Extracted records
■ ■ ■ ■ ■ ■ ■

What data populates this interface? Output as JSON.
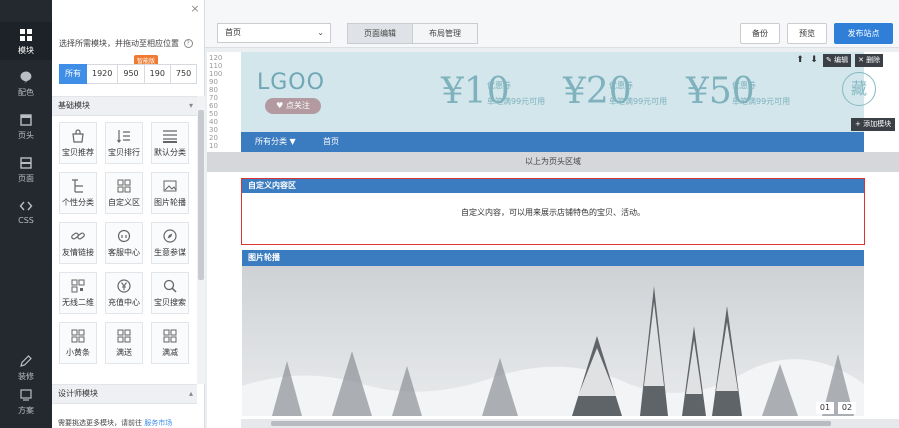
{
  "rail": {
    "items": [
      {
        "label": "模块",
        "icon": "grid-icon",
        "active": true
      },
      {
        "label": "配色",
        "icon": "palette-icon"
      },
      {
        "label": "页头",
        "icon": "header-icon"
      },
      {
        "label": "页面",
        "icon": "page-icon"
      },
      {
        "label": "CSS",
        "icon": "code-icon"
      },
      {
        "label": "装修",
        "icon": "edit-icon"
      },
      {
        "label": "方案",
        "icon": "plan-icon"
      }
    ]
  },
  "panel": {
    "close": "×",
    "hint": "选择所需模块，并拖动至相应位置",
    "help": "?",
    "filters": [
      "所有",
      "1920",
      "950",
      "190",
      "750"
    ],
    "filter_badge": "智能版",
    "basic_section": "基础模块",
    "designer_section": "设计师模块",
    "designer_sub_prefix": "需要挑选更多模块，请前往",
    "designer_sub_link": "服务市场",
    "tiles": [
      {
        "label": "宝贝推荐",
        "icon": "bag-icon"
      },
      {
        "label": "宝贝排行",
        "icon": "rank-icon"
      },
      {
        "label": "默认分类",
        "icon": "category-icon"
      },
      {
        "label": "个性分类",
        "icon": "tree-icon"
      },
      {
        "label": "自定义区",
        "icon": "custom-grid-icon"
      },
      {
        "label": "图片轮播",
        "icon": "image-icon"
      },
      {
        "label": "友情链接",
        "icon": "link-icon"
      },
      {
        "label": "客服中心",
        "icon": "headset-icon"
      },
      {
        "label": "生意参谋",
        "icon": "compass-icon"
      },
      {
        "label": "无线二维",
        "icon": "qrcode-icon"
      },
      {
        "label": "充值中心",
        "icon": "yen-icon"
      },
      {
        "label": "宝贝搜索",
        "icon": "search-icon"
      },
      {
        "label": "小黄条",
        "icon": "grid-icon"
      },
      {
        "label": "满送",
        "icon": "grid-icon"
      },
      {
        "label": "满减",
        "icon": "grid-icon"
      }
    ]
  },
  "toolbar": {
    "page_select": "首页",
    "tab_edit": "页面编辑",
    "tab_layout": "布局管理",
    "backup": "备份",
    "preview": "预览",
    "publish": "发布站点"
  },
  "canvas": {
    "ruler": [
      "120",
      "110",
      "100",
      "90",
      "80",
      "70",
      "60",
      "50",
      "40",
      "30",
      "20",
      "10"
    ],
    "logo": "LGOO",
    "follow": "♥ 点关注",
    "coupons": [
      {
        "symbol": "¥",
        "amount": "10",
        "label": "优惠券",
        "condition": "单笔满99元可用"
      },
      {
        "symbol": "¥",
        "amount": "20",
        "label": "优惠券",
        "condition": "单笔满99元可用"
      },
      {
        "symbol": "¥",
        "amount": "50",
        "label": "优惠券",
        "condition": "单笔满99元可用"
      }
    ],
    "collect": "藏",
    "edit_tool": "✎ 编辑",
    "delete_tool": "✕ 删除",
    "add_module": "+ 添加模块",
    "nav_all": "所有分类 ▼",
    "nav_home": "首页",
    "header_divider": "以上为页头区域",
    "custom_title": "自定义内容区",
    "custom_body": "自定义内容，可以用来展示店铺特色的宝贝、活动。",
    "carousel_title": "图片轮播",
    "pages": [
      "01",
      "02"
    ]
  }
}
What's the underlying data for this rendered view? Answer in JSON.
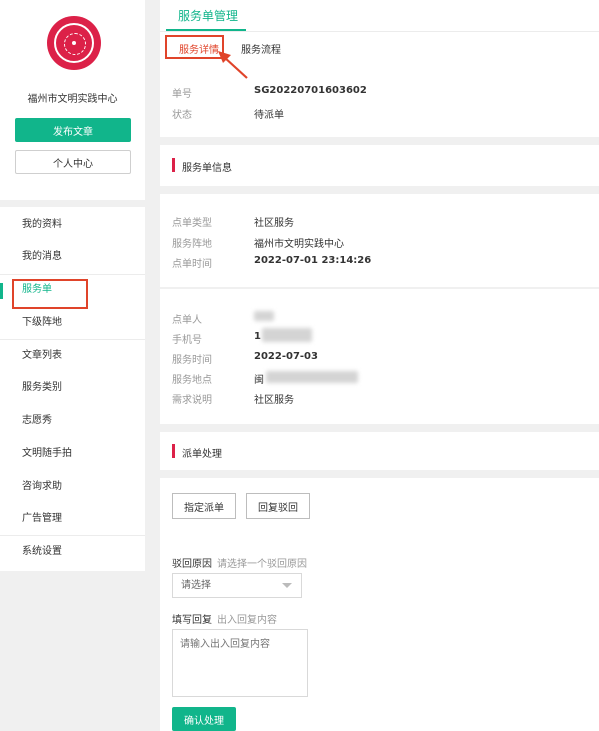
{
  "sidebar": {
    "org_name": "福州市文明实践中心",
    "publish_button": "发布文章",
    "personal_center_button": "个人中心",
    "menu": [
      {
        "label": "我的资料"
      },
      {
        "label": "我的消息"
      },
      {
        "label": "服务单",
        "active": true
      },
      {
        "label": "下级阵地"
      },
      {
        "label": "文章列表"
      },
      {
        "label": "服务类别"
      },
      {
        "label": "志愿秀"
      },
      {
        "label": "文明随手拍"
      },
      {
        "label": "咨询求助"
      },
      {
        "label": "广告管理"
      },
      {
        "label": "系统设置"
      }
    ]
  },
  "page": {
    "title": "服务单管理",
    "tabs": [
      {
        "label": "服务详情",
        "active": true
      },
      {
        "label": "服务流程"
      }
    ]
  },
  "summary": {
    "order_no_label": "单号",
    "order_no": "SG20220701603602",
    "status_label": "状态",
    "status": "待派单"
  },
  "order_info": {
    "section_title": "服务单信息",
    "type_label": "点单类型",
    "type": "社区服务",
    "position_label": "服务阵地",
    "position": "福州市文明实践中心",
    "time_label": "点单时间",
    "time": "2022-07-01 23:14:26"
  },
  "requester": {
    "person_label": "点单人",
    "phone_label": "手机号",
    "phone_visible": "1",
    "service_time_label": "服务时间",
    "service_time": "2022-07-03",
    "location_label": "服务地点",
    "location_visible": "闽",
    "need_label": "需求说明",
    "need": "社区服务"
  },
  "dispatch": {
    "section_title": "派单处理",
    "assign_button": "指定派单",
    "reject_button": "回复驳回",
    "reject_reason_label": "驳回原因",
    "reject_reason_hint": "请选择一个驳回原因",
    "select_placeholder": "请选择",
    "reply_label": "填写回复",
    "reply_hint": "出入回复内容",
    "textarea_placeholder": "请输入出入回复内容",
    "confirm_button": "确认处理"
  },
  "colors": {
    "accent": "#11b58b",
    "section_bar": "#dc2148",
    "highlight": "#e0442a"
  }
}
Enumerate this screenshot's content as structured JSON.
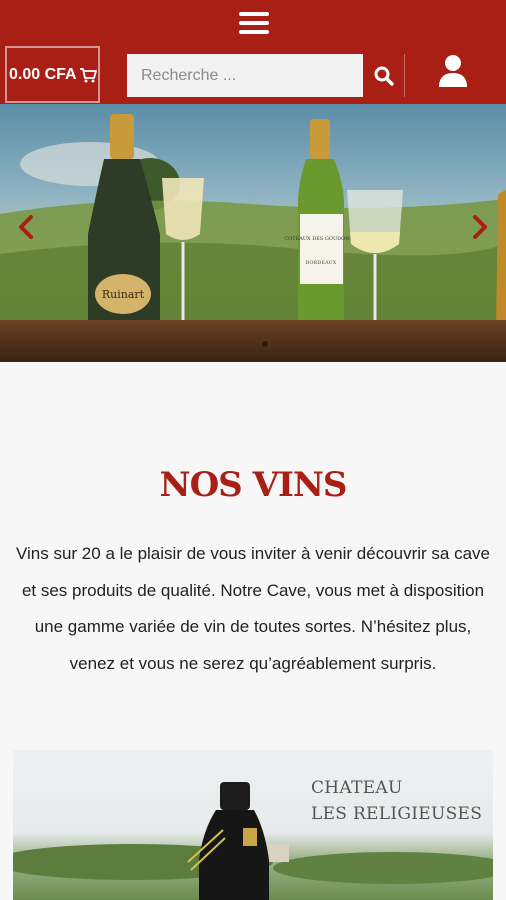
{
  "header": {
    "cart_label": "0.00 CFA",
    "search_placeholder": "Recherche ..."
  },
  "main": {
    "title": "NOS VINS",
    "description": "Vins sur 20 a le plaisir de vous inviter à venir découvrir sa cave et ses produits de qualité. Notre Cave, vous met à disposition une gamme variée de vin de toutes sortes. N’hésitez plus, venez et vous ne serez qu’agréablement surpris."
  },
  "slider": {
    "bottle1_label": "Ruinart",
    "bottle2_label": "COTEAUX DES GOUDONNE",
    "bottle2_sub": "BORDEAUX"
  },
  "promo": {
    "line1": "CHATEAU",
    "line2": "LES RELIGIEUSES"
  },
  "colors": {
    "brand": "#a91f16"
  },
  "icons": [
    "hamburger-menu-icon",
    "cart-icon",
    "search-icon",
    "user-icon",
    "chevron-left-icon",
    "chevron-right-icon"
  ]
}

■ ■ ■ ■ ■ ■ ■

- **SHORT PROBLEM**: Pictures are excluded; copy all other data exactly as shown.

- **EXPECTED ANSWER**:
What data populates this interface? Output as JSON.
{
  "rail": {
    "items": [
      {
        "label": "模块",
        "icon": "grid-icon",
        "active": true
      },
      {
        "label": "配色",
        "icon": "palette-icon"
      },
      {
        "label": "页头",
        "icon": "header-icon"
      },
      {
        "label": "页面",
        "icon": "page-icon"
      },
      {
        "label": "CSS",
        "icon": "code-icon"
      },
      {
        "label": "装修",
        "icon": "edit-icon"
      },
      {
        "label": "方案",
        "icon": "plan-icon"
      }
    ]
  },
  "panel": {
    "close": "×",
    "hint": "选择所需模块，并拖动至相应位置",
    "help": "?",
    "filters": [
      "所有",
      "1920",
      "950",
      "190",
      "750"
    ],
    "filter_badge": "智能版",
    "basic_section": "基础模块",
    "designer_section": "设计师模块",
    "designer_sub_prefix": "需要挑选更多模块，请前往",
    "designer_sub_link": "服务市场",
    "tiles": [
      {
        "label": "宝贝推荐",
        "icon": "bag-icon"
      },
      {
        "label": "宝贝排行",
        "icon": "rank-icon"
      },
      {
        "label": "默认分类",
        "icon": "category-icon"
      },
      {
        "label": "个性分类",
        "icon": "tree-icon"
      },
      {
        "label": "自定义区",
        "icon": "custom-grid-icon"
      },
      {
        "label": "图片轮播",
        "icon": "image-icon"
      },
      {
        "label": "友情链接",
        "icon": "link-icon"
      },
      {
        "label": "客服中心",
        "icon": "headset-icon"
      },
      {
        "label": "生意参谋",
        "icon": "compass-icon"
      },
      {
        "label": "无线二维",
        "icon": "qrcode-icon"
      },
      {
        "label": "充值中心",
        "icon": "yen-icon"
      },
      {
        "label": "宝贝搜索",
        "icon": "search-icon"
      },
      {
        "label": "小黄条",
        "icon": "grid-icon"
      },
      {
        "label": "满送",
        "icon": "grid-icon"
      },
      {
        "label": "满减",
        "icon": "grid-icon"
      }
    ]
  },
  "toolbar": {
    "page_select": "首页",
    "tab_edit": "页面编辑",
    "tab_layout": "布局管理",
    "backup": "备份",
    "preview": "预览",
    "publish": "发布站点"
  },
  "canvas": {
    "ruler": [
      "120",
      "110",
      "100",
      "90",
      "80",
      "70",
      "60",
      "50",
      "40",
      "30",
      "20",
      "10"
    ],
    "logo": "LGOO",
    "follow": "♥ 点关注",
    "coupons": [
      {
        "symbol": "¥",
        "amount": "10",
        "label": "优惠券",
        "condition": "单笔满99元可用"
      },
      {
        "symbol": "¥",
        "amount": "20",
        "label": "优惠券",
        "condition": "单笔满99元可用"
      },
      {
        "symbol": "¥",
        "amount": "50",
        "label": "优惠券",
        "condition": "单笔满99元可用"
      }
    ],
    "collect": "藏",
    "edit_tool": "✎ 编辑",
    "delete_tool": "✕ 删除",
    "add_module": "+ 添加模块",
    "nav_all": "所有分类 ▼",
    "nav_home": "首页",
    "header_divider": "以上为页头区域",
    "custom_title": "自定义内容区",
    "custom_body": "自定义内容，可以用来展示店铺特色的宝贝、活动。",
    "carousel_title": "图片轮播",
    "pages": [
      "01",
      "02"
    ]
  }
}
What's the underlying data for this rendered view? Answer in JSON.
{
  "sidebar": {
    "org_name": "福州市文明实践中心",
    "publish_button": "发布文章",
    "personal_center_button": "个人中心",
    "menu": [
      {
        "label": "我的资料"
      },
      {
        "label": "我的消息"
      },
      {
        "label": "服务单",
        "active": true
      },
      {
        "label": "下级阵地"
      },
      {
        "label": "文章列表"
      },
      {
        "label": "服务类别"
      },
      {
        "label": "志愿秀"
      },
      {
        "label": "文明随手拍"
      },
      {
        "label": "咨询求助"
      },
      {
        "label": "广告管理"
      },
      {
        "label": "系统设置"
      }
    ]
  },
  "page": {
    "title": "服务单管理",
    "tabs": [
      {
        "label": "服务详情",
        "active": true
      },
      {
        "label": "服务流程"
      }
    ]
  },
  "summary": {
    "order_no_label": "单号",
    "order_no": "SG20220701603602",
    "status_label": "状态",
    "status": "待派单"
  },
  "order_info": {
    "section_title": "服务单信息",
    "type_label": "点单类型",
    "type": "社区服务",
    "position_label": "服务阵地",
    "position": "福州市文明实践中心",
    "time_label": "点单时间",
    "time": "2022-07-01 23:14:26"
  },
  "requester": {
    "person_label": "点单人",
    "phone_label": "手机号",
    "phone_visible": "1",
    "service_time_label": "服务时间",
    "service_time": "2022-07-03",
    "location_label": "服务地点",
    "location_visible": "闽",
    "need_label": "需求说明",
    "need": "社区服务"
  },
  "dispatch": {
    "section_title": "派单处理",
    "assign_button": "指定派单",
    "reject_button": "回复驳回",
    "reject_reason_label": "驳回原因",
    "reject_reason_hint": "请选择一个驳回原因",
    "select_placeholder": "请选择",
    "reply_label": "填写回复",
    "reply_hint": "出入回复内容",
    "textarea_placeholder": "请输入出入回复内容",
    "confirm_button": "确认处理"
  },
  "colors": {
    "accent": "#11b58b",
    "section_bar": "#dc2148",
    "highlight": "#e0442a"
  }
}
Enumerate this screenshot's content as structured JSON.
{
  "header": {
    "cart_label": "0.00 CFA",
    "search_placeholder": "Recherche ..."
  },
  "main": {
    "title": "NOS VINS",
    "description": "Vins sur 20 a le plaisir de vous inviter à venir découvrir sa cave et ses produits de qualité. Notre Cave, vous met à disposition une gamme variée de vin de toutes sortes. N’hésitez plus, venez et vous ne serez qu’agréablement surpris."
  },
  "slider": {
    "bottle1_label": "Ruinart",
    "bottle2_label": "COTEAUX DES GOUDONNE",
    "bottle2_sub": "BORDEAUX"
  },
  "promo": {
    "line1": "CHATEAU",
    "line2": "LES RELIGIEUSES"
  },
  "colors": {
    "brand": "#a91f16"
  },
  "icons": [
    "hamburger-menu-icon",
    "cart-icon",
    "search-icon",
    "user-icon",
    "chevron-left-icon",
    "chevron-right-icon"
  ]
}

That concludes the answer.